### [WRITTEN INSTRUCTION]
State how many lines hold the string "年房屋合租合同怎么签". Give the number and nothing else.

-- RECORDS TO USE start --

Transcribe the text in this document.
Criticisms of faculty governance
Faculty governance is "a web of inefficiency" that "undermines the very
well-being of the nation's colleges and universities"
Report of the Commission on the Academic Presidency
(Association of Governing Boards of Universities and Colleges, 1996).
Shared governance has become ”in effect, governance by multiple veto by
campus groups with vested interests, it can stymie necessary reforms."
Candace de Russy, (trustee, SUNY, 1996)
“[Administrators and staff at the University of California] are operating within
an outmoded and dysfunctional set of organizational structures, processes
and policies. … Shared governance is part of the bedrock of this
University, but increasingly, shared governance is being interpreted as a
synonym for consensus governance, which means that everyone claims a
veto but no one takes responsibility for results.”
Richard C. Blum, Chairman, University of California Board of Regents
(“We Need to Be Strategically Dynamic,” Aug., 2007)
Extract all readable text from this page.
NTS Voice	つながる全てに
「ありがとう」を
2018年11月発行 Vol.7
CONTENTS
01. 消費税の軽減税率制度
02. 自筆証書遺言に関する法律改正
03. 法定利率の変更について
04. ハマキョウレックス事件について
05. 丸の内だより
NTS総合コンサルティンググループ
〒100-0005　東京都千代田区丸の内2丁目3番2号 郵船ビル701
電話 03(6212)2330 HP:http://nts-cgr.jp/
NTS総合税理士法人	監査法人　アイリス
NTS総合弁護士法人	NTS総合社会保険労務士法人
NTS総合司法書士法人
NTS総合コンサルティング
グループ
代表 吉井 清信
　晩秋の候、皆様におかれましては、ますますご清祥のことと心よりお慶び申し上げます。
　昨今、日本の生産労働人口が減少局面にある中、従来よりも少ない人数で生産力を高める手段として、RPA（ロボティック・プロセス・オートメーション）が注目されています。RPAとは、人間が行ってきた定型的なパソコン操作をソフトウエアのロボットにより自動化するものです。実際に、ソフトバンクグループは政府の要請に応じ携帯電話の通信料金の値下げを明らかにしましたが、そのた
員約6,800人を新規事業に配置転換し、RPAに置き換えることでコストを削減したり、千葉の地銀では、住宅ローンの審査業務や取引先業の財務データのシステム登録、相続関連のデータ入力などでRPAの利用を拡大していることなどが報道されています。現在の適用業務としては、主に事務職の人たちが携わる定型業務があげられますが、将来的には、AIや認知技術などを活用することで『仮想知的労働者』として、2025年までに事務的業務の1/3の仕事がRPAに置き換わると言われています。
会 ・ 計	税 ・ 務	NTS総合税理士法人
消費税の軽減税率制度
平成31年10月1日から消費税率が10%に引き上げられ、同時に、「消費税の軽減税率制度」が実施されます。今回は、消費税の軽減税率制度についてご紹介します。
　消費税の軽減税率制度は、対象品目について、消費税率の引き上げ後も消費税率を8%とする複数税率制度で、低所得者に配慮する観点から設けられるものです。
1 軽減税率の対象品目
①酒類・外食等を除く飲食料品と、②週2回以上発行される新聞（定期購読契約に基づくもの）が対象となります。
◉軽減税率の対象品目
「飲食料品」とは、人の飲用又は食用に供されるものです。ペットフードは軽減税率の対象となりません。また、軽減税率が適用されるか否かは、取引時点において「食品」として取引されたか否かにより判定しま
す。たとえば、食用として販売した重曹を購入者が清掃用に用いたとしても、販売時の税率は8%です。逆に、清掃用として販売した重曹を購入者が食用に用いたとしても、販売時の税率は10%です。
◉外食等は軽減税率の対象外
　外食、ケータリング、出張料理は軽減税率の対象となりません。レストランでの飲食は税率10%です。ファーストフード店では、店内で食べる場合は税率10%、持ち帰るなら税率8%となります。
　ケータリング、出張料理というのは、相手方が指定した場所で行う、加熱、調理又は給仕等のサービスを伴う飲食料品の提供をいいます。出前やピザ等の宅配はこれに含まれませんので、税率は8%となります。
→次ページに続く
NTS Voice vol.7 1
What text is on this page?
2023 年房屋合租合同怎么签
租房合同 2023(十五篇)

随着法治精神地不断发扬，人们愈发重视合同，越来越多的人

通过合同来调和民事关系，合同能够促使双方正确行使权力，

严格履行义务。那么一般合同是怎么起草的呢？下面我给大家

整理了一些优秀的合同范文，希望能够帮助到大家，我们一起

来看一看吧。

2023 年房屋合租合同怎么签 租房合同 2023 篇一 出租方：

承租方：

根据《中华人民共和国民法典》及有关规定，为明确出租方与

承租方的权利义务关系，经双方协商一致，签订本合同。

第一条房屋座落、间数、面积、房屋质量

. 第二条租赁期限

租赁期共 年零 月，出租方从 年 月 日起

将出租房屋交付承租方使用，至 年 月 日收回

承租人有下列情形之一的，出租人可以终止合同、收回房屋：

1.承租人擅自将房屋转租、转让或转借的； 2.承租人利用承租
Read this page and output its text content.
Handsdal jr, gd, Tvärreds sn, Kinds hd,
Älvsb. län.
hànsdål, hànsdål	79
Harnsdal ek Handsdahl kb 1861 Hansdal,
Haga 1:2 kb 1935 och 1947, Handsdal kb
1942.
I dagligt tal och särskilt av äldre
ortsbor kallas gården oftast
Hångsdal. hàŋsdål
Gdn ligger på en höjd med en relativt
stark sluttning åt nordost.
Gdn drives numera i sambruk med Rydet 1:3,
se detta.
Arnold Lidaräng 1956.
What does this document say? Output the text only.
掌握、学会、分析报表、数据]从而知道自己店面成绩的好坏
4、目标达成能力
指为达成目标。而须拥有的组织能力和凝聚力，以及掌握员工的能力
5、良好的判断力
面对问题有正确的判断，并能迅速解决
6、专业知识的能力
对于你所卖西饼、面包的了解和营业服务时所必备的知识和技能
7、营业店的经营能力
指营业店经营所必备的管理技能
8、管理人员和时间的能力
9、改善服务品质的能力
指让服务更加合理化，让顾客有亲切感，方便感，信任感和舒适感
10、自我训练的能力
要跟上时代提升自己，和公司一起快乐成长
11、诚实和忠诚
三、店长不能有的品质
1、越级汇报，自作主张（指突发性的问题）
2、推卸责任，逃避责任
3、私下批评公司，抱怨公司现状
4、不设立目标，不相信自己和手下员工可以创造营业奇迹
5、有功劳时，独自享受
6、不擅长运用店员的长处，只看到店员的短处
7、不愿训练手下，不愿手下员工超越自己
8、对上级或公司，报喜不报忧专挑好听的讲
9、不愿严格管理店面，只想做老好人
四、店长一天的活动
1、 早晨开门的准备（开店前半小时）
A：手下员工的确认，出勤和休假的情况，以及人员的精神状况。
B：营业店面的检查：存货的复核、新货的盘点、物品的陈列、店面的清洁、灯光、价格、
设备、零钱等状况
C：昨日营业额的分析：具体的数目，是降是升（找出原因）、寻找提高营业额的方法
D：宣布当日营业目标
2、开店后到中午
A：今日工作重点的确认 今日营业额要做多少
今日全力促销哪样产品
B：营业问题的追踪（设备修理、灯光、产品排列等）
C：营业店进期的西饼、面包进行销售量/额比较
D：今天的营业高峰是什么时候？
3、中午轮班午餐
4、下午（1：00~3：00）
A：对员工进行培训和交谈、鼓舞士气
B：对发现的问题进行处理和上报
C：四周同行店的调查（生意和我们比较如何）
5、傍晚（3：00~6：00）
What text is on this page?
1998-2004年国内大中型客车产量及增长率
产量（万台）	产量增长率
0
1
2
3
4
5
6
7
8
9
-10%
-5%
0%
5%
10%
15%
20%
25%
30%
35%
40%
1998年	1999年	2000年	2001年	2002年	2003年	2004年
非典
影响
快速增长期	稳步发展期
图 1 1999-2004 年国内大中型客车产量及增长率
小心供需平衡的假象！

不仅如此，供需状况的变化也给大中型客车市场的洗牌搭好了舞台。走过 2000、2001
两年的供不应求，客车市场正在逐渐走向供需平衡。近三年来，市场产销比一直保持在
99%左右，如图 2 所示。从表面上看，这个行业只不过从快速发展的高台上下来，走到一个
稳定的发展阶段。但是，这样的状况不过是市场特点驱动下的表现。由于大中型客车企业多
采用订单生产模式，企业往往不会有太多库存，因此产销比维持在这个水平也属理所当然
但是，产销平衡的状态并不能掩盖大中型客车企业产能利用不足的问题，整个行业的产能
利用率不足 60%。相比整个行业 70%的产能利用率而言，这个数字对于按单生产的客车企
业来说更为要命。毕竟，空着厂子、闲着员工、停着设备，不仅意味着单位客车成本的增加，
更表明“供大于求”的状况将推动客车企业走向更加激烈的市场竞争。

-- RECORDS TO USE end --

### [SOLUTION]
2